Provided records:

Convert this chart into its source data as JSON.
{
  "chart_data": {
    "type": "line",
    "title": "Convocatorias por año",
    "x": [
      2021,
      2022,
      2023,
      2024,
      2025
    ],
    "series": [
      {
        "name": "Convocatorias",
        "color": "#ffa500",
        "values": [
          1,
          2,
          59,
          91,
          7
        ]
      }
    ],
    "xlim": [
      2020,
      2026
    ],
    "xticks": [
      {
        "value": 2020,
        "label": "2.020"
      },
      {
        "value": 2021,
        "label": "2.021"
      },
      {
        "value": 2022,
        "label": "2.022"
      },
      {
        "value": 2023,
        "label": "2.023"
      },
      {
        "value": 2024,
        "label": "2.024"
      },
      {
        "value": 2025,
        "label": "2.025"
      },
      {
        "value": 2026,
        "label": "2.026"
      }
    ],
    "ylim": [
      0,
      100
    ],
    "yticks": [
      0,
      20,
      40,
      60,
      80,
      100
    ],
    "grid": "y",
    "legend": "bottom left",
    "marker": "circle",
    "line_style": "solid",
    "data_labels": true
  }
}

Directions:
Quote the entire listing above exactly.

Written reply:
Convert this chart into its source data as JSON.
{
  "chart_data": {
    "type": "line",
    "title": "Convocatorias por año",
    "x": [
      2021,
      2022,
      2023,
      2024,
      2025
    ],
    "series": [
      {
        "name": "Convocatorias",
        "color": "#ffa500",
        "values": [
          1,
          2,
          59,
          91,
          7
        ]
      }
    ],
    "xlim": [
      2020,
      2026
    ],
    "xticks": [
      {
        "value": 2020,
        "label": "2.020"
      },
      {
        "value": 2021,
        "label": "2.021"
      },
      {
        "value": 2022,
        "label": "2.022"
      },
      {
        "value": 2023,
        "label": "2.023"
      },
      {
        "value": 2024,
        "label": "2.024"
      },
      {
        "value": 2025,
        "label": "2.025"
      },
      {
        "value": 2026,
        "label": "2.026"
      }
    ],
    "ylim": [
      0,
      100
    ],
    "yticks": [
      0,
      20,
      40,
      60,
      80,
      100
    ],
    "grid": "y",
    "legend": "bottom left",
    "marker": "circle",
    "line_style": "solid",
    "data_labels": true
  }
}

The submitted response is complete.